◆ INSTRUCTION: Identify the lines bearing the string "family" and gather them.

◆ Extracted records:
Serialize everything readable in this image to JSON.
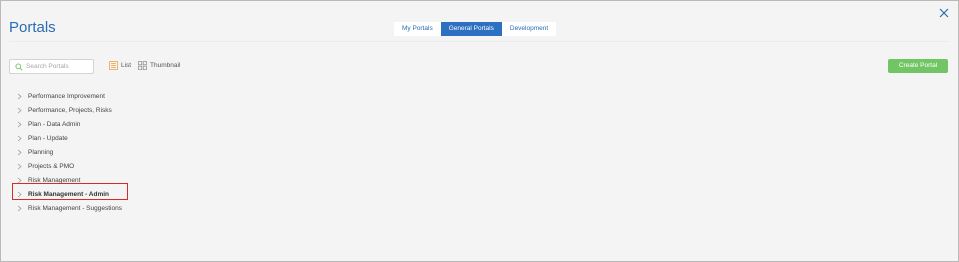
{
  "header": {
    "title": "Portals",
    "tabs": [
      {
        "label": "My Portals",
        "active": false
      },
      {
        "label": "General Portals",
        "active": true
      },
      {
        "label": "Development",
        "active": false
      }
    ]
  },
  "toolbar": {
    "search_placeholder": "Search Portals",
    "view_list_label": "List",
    "view_thumbnail_label": "Thumbnail",
    "create_label": "Create Portal"
  },
  "portals": {
    "items": [
      {
        "label": "Performance Improvement"
      },
      {
        "label": "Performance, Projects, Risks"
      },
      {
        "label": "Plan - Data Admin"
      },
      {
        "label": "Plan - Update"
      },
      {
        "label": "Planning"
      },
      {
        "label": "Projects & PMO"
      },
      {
        "label": "Risk Management"
      },
      {
        "label": "Risk Management - Admin",
        "highlighted": true
      },
      {
        "label": "Risk Management - Suggestions"
      }
    ]
  },
  "colors": {
    "accent_blue": "#2d6fc0",
    "create_green": "#72c565",
    "highlight_red": "#d62b2b",
    "list_icon_orange": "#f0a14a"
  },
  "icons": {
    "close": "close-icon",
    "search": "search-icon",
    "list": "list-view-icon",
    "thumbnail": "thumbnail-view-icon",
    "expand": "chevron-right-icon"
  }
}
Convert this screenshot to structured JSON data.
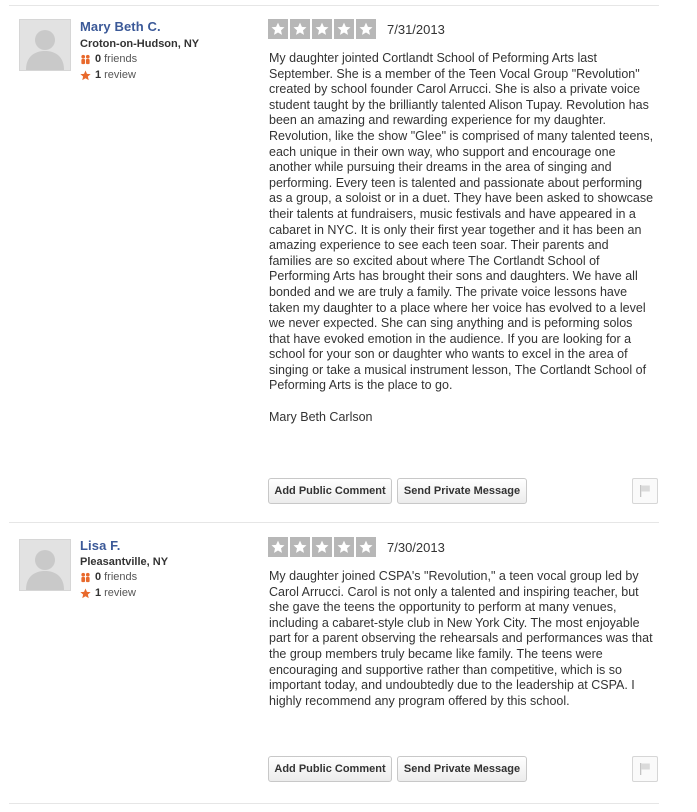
{
  "reviews": [
    {
      "user": {
        "name": "Mary Beth C.",
        "location": "Croton-on-Hudson, NY",
        "friends_count": "0",
        "friends_label": "friends",
        "reviews_count": "1",
        "reviews_label": "review"
      },
      "rating": 5,
      "date": "7/31/2013",
      "text": "My daughter jointed Cortlandt School of Peforming Arts last September.  She is a member of the Teen Vocal Group \"Revolution\" created by school founder Carol Arrucci.  She is also a private voice student taught by the brilliantly talented Alison Tupay.  Revolution has been an amazing and rewarding experience for my daughter.  Revolution, like the show \"Glee\" is comprised of many talented teens, each unique in their own way, who support and encourage one another while pursuing their dreams in the area of singing and performing.   Every teen is talented and passionate about performing as a group, a soloist or in a duet.  They have been asked to showcase their talents at fundraisers, music festivals and have appeared in a cabaret in NYC.  It is only their first year together and it has been an amazing experience to see each teen soar.  Their parents and families are so excited about where The Cortlandt School of Performing Arts has brought their sons and daughters.  We have all bonded and we are truly a family.  The private voice lessons have taken my daughter to a place where her voice has evolved to a level we never expected.  She can sing anything and is peforming solos that have evoked emotion in the audience.  If you are looking for a school for your son or daughter who wants to excel in the area of singing or take a musical instrument lesson, The Cortlandt School of Peforming Arts is the place to go.",
      "signature": "Mary Beth Carlson",
      "buttons": {
        "comment": "Add Public Comment",
        "message": "Send Private Message"
      },
      "icons": {
        "flag": "flag-icon"
      }
    },
    {
      "user": {
        "name": "Lisa F.",
        "location": "Pleasantville, NY",
        "friends_count": "0",
        "friends_label": "friends",
        "reviews_count": "1",
        "reviews_label": "review"
      },
      "rating": 5,
      "date": "7/30/2013",
      "text": "My daughter joined CSPA's \"Revolution,\" a teen vocal group led by Carol Arrucci.  Carol is not only a talented and inspiring teacher, but she gave the teens the opportunity to perform at many venues, including a cabaret-style club in New York City.  The most enjoyable part for a parent observing the rehearsals and performances was that the group members truly became like family.  The teens were encouraging and supportive rather than competitive, which is so important today, and undoubtedly due to the leadership at CSPA.  I highly recommend any program offered by this school.",
      "signature": "",
      "buttons": {
        "comment": "Add Public Comment",
        "message": "Send Private Message"
      },
      "icons": {
        "flag": "flag-icon"
      }
    }
  ],
  "colors": {
    "username": "#3b5998",
    "star_box": "#b7b7b7",
    "friends_icon": "#e8692c",
    "review_icon": "#e8692c"
  }
}
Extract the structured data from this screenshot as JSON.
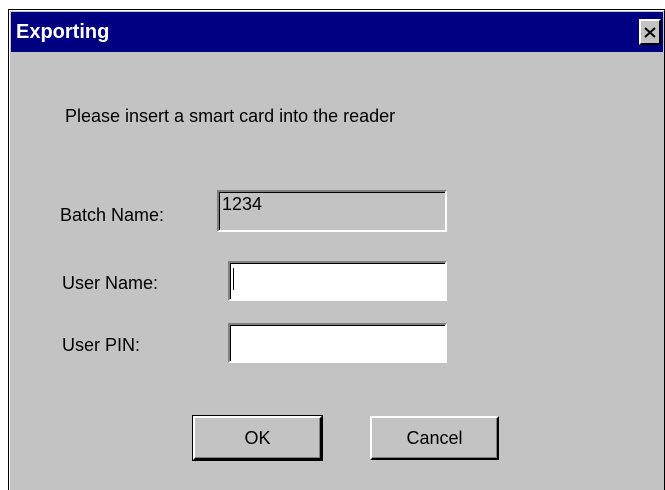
{
  "window": {
    "title": "Exporting",
    "close_icon": "close-icon"
  },
  "dialog": {
    "prompt": "Please insert a smart card into the reader",
    "batch_name_label": "Batch Name:",
    "batch_name_value": "1234",
    "user_name_label": "User Name:",
    "user_name_value": "",
    "user_pin_label": "User PIN:",
    "user_pin_value": ""
  },
  "buttons": {
    "ok_label": "OK",
    "cancel_label": "Cancel"
  },
  "colors": {
    "titlebar": "#000080",
    "face": "#c3c3c3",
    "field": "#ffffff"
  }
}
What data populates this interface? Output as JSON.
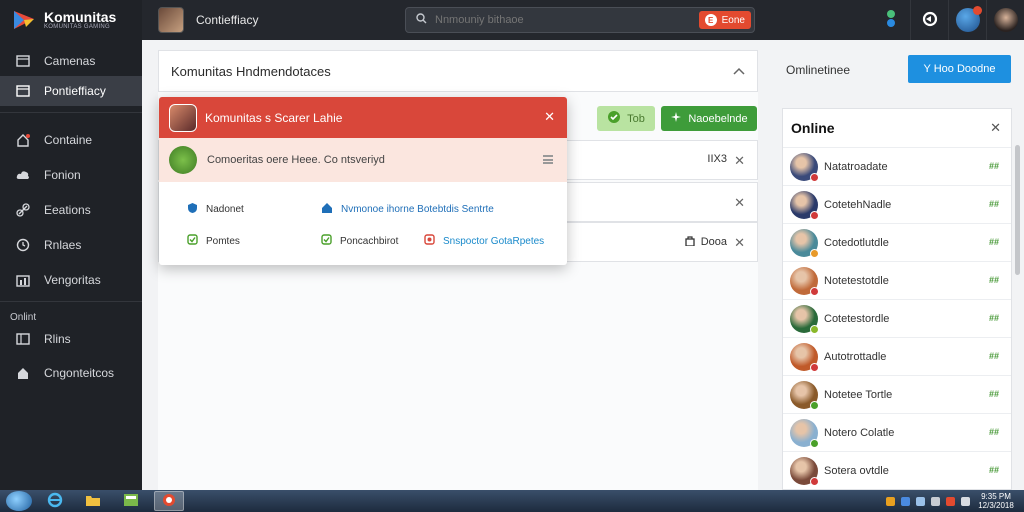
{
  "brand": {
    "name": "Komunitas",
    "sub": "KOMUNITAS GAMING"
  },
  "sidebar": {
    "items": [
      {
        "label": "Camenas",
        "icon": "window-icon"
      },
      {
        "label": "Pontieffiacy",
        "icon": "window-icon"
      },
      {
        "label": "Containe",
        "icon": "home-icon"
      },
      {
        "label": "Fonion",
        "icon": "cloud-icon"
      },
      {
        "label": "Eeations",
        "icon": "link-icon"
      },
      {
        "label": "Rnlaes",
        "icon": "clock-icon"
      },
      {
        "label": "Vengoritas",
        "icon": "chart-icon"
      }
    ],
    "section_label": "Onlint",
    "section_items": [
      {
        "label": "Rlins",
        "icon": "window-icon"
      },
      {
        "label": "Cngonteitcos",
        "icon": "home-icon"
      }
    ]
  },
  "topbar": {
    "title": "Contieffiacy",
    "search_placeholder": "Nnmouniy bithaoe",
    "search_button": "Eone",
    "search_button_badge": "E"
  },
  "main": {
    "header_title": "Komunitas Hndmendotaces",
    "btn_light_label": "Tob",
    "btn_green_label": "Naoebelnde",
    "rows": [
      {
        "meta": "IIX3"
      },
      {
        "meta": ""
      },
      {
        "meta": "Dooa"
      }
    ]
  },
  "popup": {
    "title": "Komunitas s Scarer Lahie",
    "notice": "Comoeritas oere Heee.  Co ntsveriyd",
    "links": [
      {
        "label": "Nadonet",
        "icon": "shield-icon"
      },
      {
        "label": "Nvmonoe ihorne Botebtdis  Sentrte",
        "icon": "home-icon"
      },
      {
        "label": "Pomtes",
        "icon": "check-icon"
      },
      {
        "label": "Poncachbirot",
        "icon": "check-icon"
      },
      {
        "label": "Snspoctor GotaRpetes",
        "icon": "stop-icon"
      }
    ]
  },
  "right": {
    "top_text": "Omlinetinee",
    "top_button": "Y Hoo Doodne",
    "online_title": "Online",
    "friends": [
      {
        "name": "Natatroadate",
        "badge": "##",
        "avatar": "#3a4a7a",
        "status": "#d03a3a"
      },
      {
        "name": "CotetehNadle",
        "badge": "##",
        "avatar": "#2a3a6a",
        "status": "#d03a3a"
      },
      {
        "name": "Cotedotlutdle",
        "badge": "##",
        "avatar": "#4a8a9a",
        "status": "#e89a2a"
      },
      {
        "name": "Notetestotdle",
        "badge": "##",
        "avatar": "#c06a3a",
        "status": "#d03a3a"
      },
      {
        "name": "Cotetestordle",
        "badge": "##",
        "avatar": "#2a6a3a",
        "status": "#8ab82a"
      },
      {
        "name": "Autotrottadle",
        "badge": "##",
        "avatar": "#c05a2a",
        "status": "#d03a3a"
      },
      {
        "name": "Notetee Tortle",
        "badge": "##",
        "avatar": "#8a5a2a",
        "status": "#4aa02a"
      },
      {
        "name": "Notero Colatle",
        "badge": "##",
        "avatar": "#8ab0d0",
        "status": "#4aa02a"
      },
      {
        "name": "Sotera ovtdle",
        "badge": "##",
        "avatar": "#7a4a3a",
        "status": "#d03a3a"
      }
    ]
  },
  "taskbar": {
    "clock_time": "9:35 PM",
    "clock_date": "12/3/2018"
  },
  "colors": {
    "accent_red": "#d9473a",
    "accent_blue": "#1e90e0",
    "accent_green": "#3e9c3a"
  }
}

◆ EXERCISE RESULT:
      "text": "My daughter jointed Cortlandt School of Peforming Arts last September.  She is a member of the Teen Vocal Group \"Revolution\" created by school founder Carol Arrucci.  She is also a private voice student taught by the brilliantly talented Alison Tupay.  Revolution has been an amazing and rewarding experience for my daughter.  Revolution, like the show \"Glee\" is comprised of many talented teens, each unique in their own way, who support and encourage one another while pursuing their dreams in the area of singing and performing.   Every teen is talented and passionate about performing as a group, a soloist or in a duet.  They have been asked to showcase their talents at fundraisers, music festivals and have appeared in a cabaret in NYC.  It is only their first year together and it has been an amazing experience to see each teen soar.  Their parents and families are so excited about where The Cortlandt School of Performing Arts has brought their sons and daughters.  We have all bonded and we are truly a family.  The private voice lessons have taken my daughter to a place where her voice has evolved to a level we never expected.  She can sing anything and is peforming solos that have evoked emotion in the audience.  If you are looking for a school for your son or daughter who wants to excel in the area of singing or take a musical instrument lesson, The Cortlandt School of Peforming Arts is the place to go.",
      "text": "My daughter joined CSPA's \"Revolution,\" a teen vocal group led by Carol Arrucci.  Carol is not only a talented and inspiring teacher, but she gave the teens the opportunity to perform at many venues, including a cabaret-style club in New York City.  The most enjoyable part for a parent observing the rehearsals and performances was that the group members truly became like family.  The teens were encouraging and supportive rather than competitive, which is so important today, and undoubtedly due to the leadership at CSPA.  I highly recommend any program offered by this school.",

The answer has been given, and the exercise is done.